Extracted records:
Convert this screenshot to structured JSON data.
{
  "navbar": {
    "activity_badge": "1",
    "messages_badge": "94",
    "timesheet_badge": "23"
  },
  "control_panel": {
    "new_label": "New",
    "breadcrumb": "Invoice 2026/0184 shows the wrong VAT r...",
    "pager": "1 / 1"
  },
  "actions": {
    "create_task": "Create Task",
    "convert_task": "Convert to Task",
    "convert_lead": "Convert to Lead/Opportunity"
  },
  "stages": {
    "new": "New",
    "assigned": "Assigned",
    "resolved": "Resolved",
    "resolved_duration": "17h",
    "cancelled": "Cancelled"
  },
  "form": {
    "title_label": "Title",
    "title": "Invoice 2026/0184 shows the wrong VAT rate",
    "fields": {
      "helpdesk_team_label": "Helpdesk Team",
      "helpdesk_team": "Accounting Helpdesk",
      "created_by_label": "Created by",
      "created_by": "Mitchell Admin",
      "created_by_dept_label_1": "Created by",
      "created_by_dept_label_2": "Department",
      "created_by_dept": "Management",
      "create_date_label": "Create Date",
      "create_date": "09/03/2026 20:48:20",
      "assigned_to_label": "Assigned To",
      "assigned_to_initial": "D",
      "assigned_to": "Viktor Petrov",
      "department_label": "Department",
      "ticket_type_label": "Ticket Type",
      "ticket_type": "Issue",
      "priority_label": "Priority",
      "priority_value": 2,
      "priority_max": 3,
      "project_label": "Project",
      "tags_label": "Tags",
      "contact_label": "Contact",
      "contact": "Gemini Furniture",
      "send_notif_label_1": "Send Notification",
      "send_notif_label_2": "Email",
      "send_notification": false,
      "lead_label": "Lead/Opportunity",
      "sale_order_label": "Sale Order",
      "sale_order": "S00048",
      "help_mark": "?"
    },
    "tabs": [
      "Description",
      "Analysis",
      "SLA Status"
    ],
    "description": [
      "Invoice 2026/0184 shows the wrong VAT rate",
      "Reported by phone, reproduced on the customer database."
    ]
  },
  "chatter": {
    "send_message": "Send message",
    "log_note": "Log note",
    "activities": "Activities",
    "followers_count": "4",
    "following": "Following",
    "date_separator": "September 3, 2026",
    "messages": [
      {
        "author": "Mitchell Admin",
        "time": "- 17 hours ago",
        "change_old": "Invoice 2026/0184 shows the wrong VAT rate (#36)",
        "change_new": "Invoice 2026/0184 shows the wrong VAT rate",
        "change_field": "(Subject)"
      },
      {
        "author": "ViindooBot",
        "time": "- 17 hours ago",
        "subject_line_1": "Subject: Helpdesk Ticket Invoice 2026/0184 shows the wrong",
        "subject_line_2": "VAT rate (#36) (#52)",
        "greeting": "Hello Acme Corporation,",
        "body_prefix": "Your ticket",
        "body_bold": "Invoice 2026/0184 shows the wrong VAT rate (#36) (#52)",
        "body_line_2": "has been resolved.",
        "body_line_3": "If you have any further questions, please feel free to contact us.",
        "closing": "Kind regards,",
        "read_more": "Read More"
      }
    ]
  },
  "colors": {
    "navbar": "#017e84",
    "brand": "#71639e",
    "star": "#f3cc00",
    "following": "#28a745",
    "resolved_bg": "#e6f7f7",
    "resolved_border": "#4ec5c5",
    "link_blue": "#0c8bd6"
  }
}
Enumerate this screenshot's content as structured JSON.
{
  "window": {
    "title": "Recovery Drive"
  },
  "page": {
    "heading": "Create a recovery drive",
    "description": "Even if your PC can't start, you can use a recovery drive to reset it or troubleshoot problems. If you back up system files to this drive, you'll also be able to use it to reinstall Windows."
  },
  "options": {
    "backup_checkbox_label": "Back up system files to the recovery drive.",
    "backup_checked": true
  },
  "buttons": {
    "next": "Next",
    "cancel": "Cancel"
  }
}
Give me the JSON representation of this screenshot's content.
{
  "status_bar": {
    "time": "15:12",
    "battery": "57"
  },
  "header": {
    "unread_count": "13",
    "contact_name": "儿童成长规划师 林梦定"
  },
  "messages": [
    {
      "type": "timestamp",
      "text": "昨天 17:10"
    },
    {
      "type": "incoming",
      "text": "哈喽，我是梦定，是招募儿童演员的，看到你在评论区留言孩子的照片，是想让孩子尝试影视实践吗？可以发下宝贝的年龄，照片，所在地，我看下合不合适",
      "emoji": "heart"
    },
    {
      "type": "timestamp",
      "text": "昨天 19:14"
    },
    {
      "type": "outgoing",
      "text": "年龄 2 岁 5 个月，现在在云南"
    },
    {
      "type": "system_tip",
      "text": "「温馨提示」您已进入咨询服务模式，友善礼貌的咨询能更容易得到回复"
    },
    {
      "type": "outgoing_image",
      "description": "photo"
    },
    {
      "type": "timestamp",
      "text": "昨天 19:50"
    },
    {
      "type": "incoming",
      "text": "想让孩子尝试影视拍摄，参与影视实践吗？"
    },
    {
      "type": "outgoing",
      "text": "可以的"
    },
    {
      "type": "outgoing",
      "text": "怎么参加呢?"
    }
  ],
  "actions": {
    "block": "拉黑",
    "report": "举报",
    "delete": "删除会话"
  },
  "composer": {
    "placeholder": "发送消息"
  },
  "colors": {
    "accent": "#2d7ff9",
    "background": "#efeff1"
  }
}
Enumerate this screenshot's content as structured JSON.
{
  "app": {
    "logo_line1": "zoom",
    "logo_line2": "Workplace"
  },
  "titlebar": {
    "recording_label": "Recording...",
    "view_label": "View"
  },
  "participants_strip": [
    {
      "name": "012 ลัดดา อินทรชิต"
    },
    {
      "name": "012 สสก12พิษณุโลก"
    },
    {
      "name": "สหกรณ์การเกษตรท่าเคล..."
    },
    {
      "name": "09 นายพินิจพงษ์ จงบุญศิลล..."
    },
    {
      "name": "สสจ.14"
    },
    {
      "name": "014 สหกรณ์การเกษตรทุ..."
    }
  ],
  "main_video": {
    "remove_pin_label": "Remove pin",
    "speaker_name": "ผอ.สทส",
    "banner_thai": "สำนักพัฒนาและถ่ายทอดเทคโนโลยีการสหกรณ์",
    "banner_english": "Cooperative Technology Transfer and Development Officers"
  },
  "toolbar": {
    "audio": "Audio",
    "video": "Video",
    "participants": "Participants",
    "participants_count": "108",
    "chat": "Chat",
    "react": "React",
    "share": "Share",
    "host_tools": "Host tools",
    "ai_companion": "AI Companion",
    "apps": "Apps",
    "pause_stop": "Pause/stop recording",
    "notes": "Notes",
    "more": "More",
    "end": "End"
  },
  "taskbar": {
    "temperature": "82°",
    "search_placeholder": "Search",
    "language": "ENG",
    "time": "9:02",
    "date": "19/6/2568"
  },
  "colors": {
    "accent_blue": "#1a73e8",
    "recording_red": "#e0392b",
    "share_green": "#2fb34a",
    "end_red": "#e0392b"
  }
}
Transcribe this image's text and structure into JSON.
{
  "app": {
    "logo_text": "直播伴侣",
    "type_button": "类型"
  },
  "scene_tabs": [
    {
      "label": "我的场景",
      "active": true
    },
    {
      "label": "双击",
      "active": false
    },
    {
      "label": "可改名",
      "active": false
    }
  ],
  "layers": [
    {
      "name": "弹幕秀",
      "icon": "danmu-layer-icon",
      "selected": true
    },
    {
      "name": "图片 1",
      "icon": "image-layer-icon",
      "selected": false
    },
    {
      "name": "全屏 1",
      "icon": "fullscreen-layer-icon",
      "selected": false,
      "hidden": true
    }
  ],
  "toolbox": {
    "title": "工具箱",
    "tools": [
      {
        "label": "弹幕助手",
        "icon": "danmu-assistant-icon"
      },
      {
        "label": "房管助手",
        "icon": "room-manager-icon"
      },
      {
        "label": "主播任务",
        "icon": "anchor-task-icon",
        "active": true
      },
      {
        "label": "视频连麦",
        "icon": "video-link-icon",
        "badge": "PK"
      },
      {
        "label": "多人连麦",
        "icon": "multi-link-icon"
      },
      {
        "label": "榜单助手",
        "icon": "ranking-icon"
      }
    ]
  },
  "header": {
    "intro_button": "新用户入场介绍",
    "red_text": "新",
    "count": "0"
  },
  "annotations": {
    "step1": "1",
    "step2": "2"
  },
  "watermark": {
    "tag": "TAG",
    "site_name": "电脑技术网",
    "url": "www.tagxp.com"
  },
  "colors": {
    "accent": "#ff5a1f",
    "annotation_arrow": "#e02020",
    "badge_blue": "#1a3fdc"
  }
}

Requirements: Copy all lines from the material that contain "shows".

Exercise output:
    "breadcrumb": "Invoice 2026/0184 shows the wrong VAT r...",
    "title": "Invoice 2026/0184 shows the wrong VAT rate",
      "Invoice 2026/0184 shows the wrong VAT rate",
        "change_old": "Invoice 2026/0184 shows the wrong VAT rate (#36)",
        "change_new": "Invoice 2026/0184 shows the wrong VAT rate",
        "subject_line_1": "Subject: Helpdesk Ticket Invoice 2026/0184 shows the wrong",
        "body_bold": "Invoice 2026/0184 shows the wrong VAT rate (#36) (#52)",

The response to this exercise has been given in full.